START SUPPLIED DATA

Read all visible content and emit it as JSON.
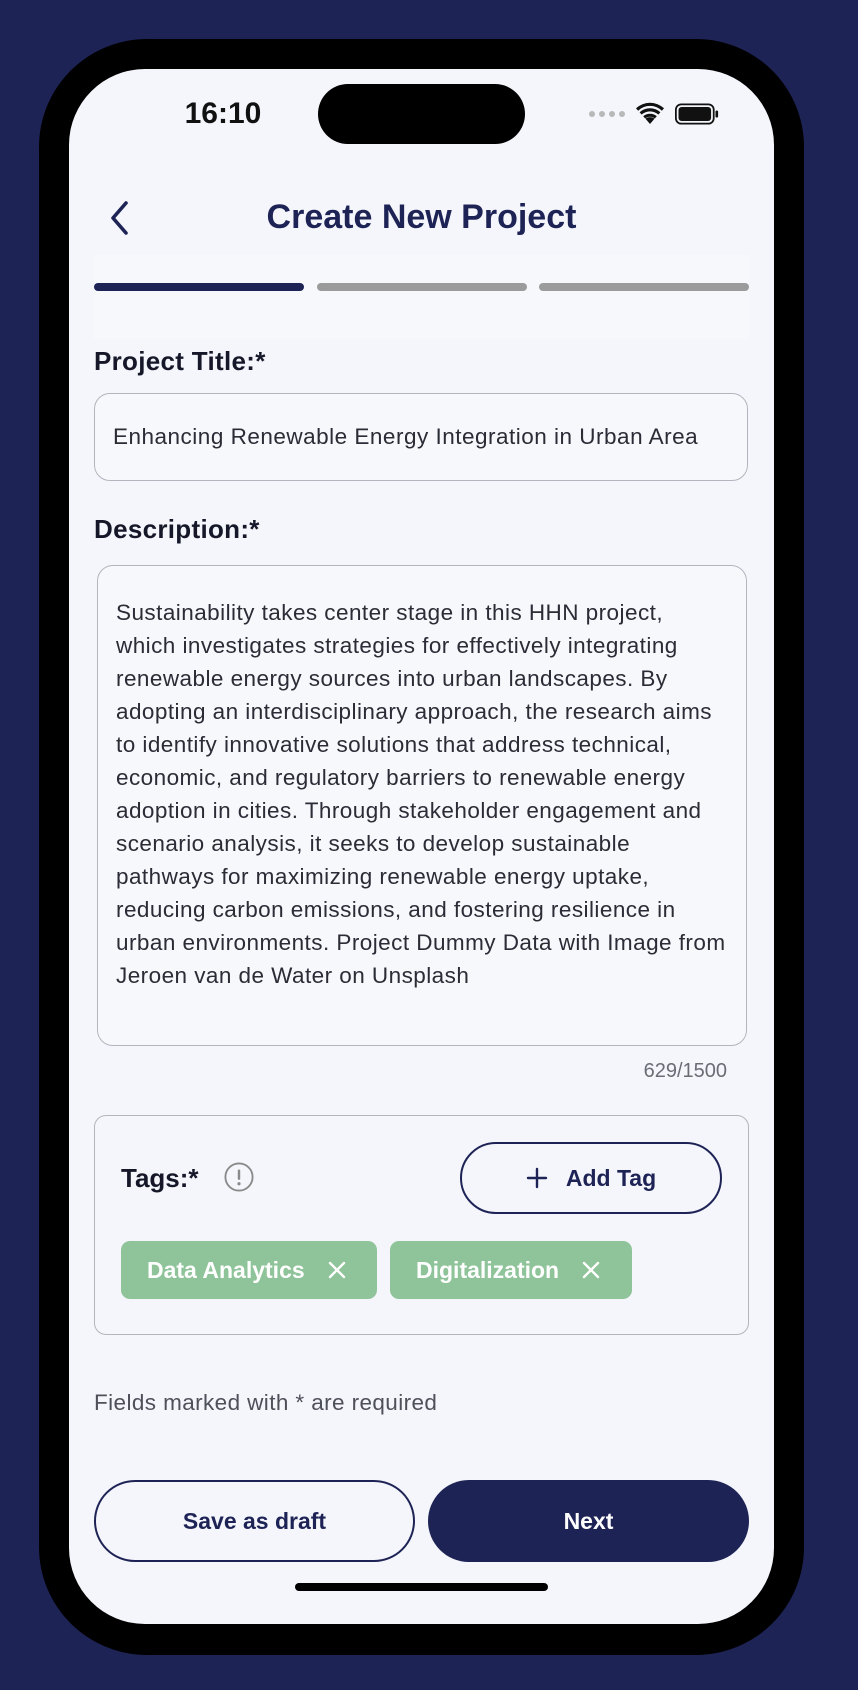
{
  "status_bar": {
    "time": "16:10"
  },
  "header": {
    "title": "Create New Project",
    "back_icon": "chevron-left-icon"
  },
  "progress": {
    "total_steps": 3,
    "current_step": 1,
    "active_color": "#1e2356",
    "inactive_color": "#9b9b9b"
  },
  "form": {
    "title_label": "Project Title:*",
    "title_value": "Enhancing Renewable Energy Integration in Urban Area",
    "description_label": "Description:*",
    "description_value": "Sustainability takes center stage in this HHN project, which investigates strategies for effectively integrating renewable energy sources into urban landscapes. By adopting an interdisciplinary approach, the research aims to identify innovative solutions that address technical, economic, and regulatory barriers to renewable energy adoption in cities. Through stakeholder engagement and scenario analysis, it seeks to develop sustainable pathways for maximizing renewable energy uptake, reducing carbon emissions, and fostering resilience in urban environments. Project Dummy Data with Image from Jeroen van de Water on Unsplash",
    "char_count": "629/1500"
  },
  "tags": {
    "label": "Tags:*",
    "info_icon": "info-icon",
    "add_button_label": "Add Tag",
    "add_icon": "plus-icon",
    "items": [
      {
        "label": "Data Analytics"
      },
      {
        "label": "Digitalization"
      }
    ],
    "chip_color": "#8fc49a"
  },
  "required_note": "Fields marked with * are required",
  "actions": {
    "draft_label": "Save as draft",
    "next_label": "Next"
  }
}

END SUPPLIED DATA

**WHAT IS NEEDED**
Output all of the records exactly as they appear above, but not the pictures.

**FINISHED TASK**
Read all visible content and emit it as JSON.
{
  "status_bar": {
    "time": "16:10"
  },
  "header": {
    "title": "Create New Project",
    "back_icon": "chevron-left-icon"
  },
  "progress": {
    "total_steps": 3,
    "current_step": 1,
    "active_color": "#1e2356",
    "inactive_color": "#9b9b9b"
  },
  "form": {
    "title_label": "Project Title:*",
    "title_value": "Enhancing Renewable Energy Integration in Urban Area",
    "description_label": "Description:*",
    "description_value": "Sustainability takes center stage in this HHN project, which investigates strategies for effectively integrating renewable energy sources into urban landscapes. By adopting an interdisciplinary approach, the research aims to identify innovative solutions that address technical, economic, and regulatory barriers to renewable energy adoption in cities. Through stakeholder engagement and scenario analysis, it seeks to develop sustainable pathways for maximizing renewable energy uptake, reducing carbon emissions, and fostering resilience in urban environments. Project Dummy Data with Image from Jeroen van de Water on Unsplash",
    "char_count": "629/1500"
  },
  "tags": {
    "label": "Tags:*",
    "info_icon": "info-icon",
    "add_button_label": "Add Tag",
    "add_icon": "plus-icon",
    "items": [
      {
        "label": "Data Analytics"
      },
      {
        "label": "Digitalization"
      }
    ],
    "chip_color": "#8fc49a"
  },
  "required_note": "Fields marked with * are required",
  "actions": {
    "draft_label": "Save as draft",
    "next_label": "Next"
  }
}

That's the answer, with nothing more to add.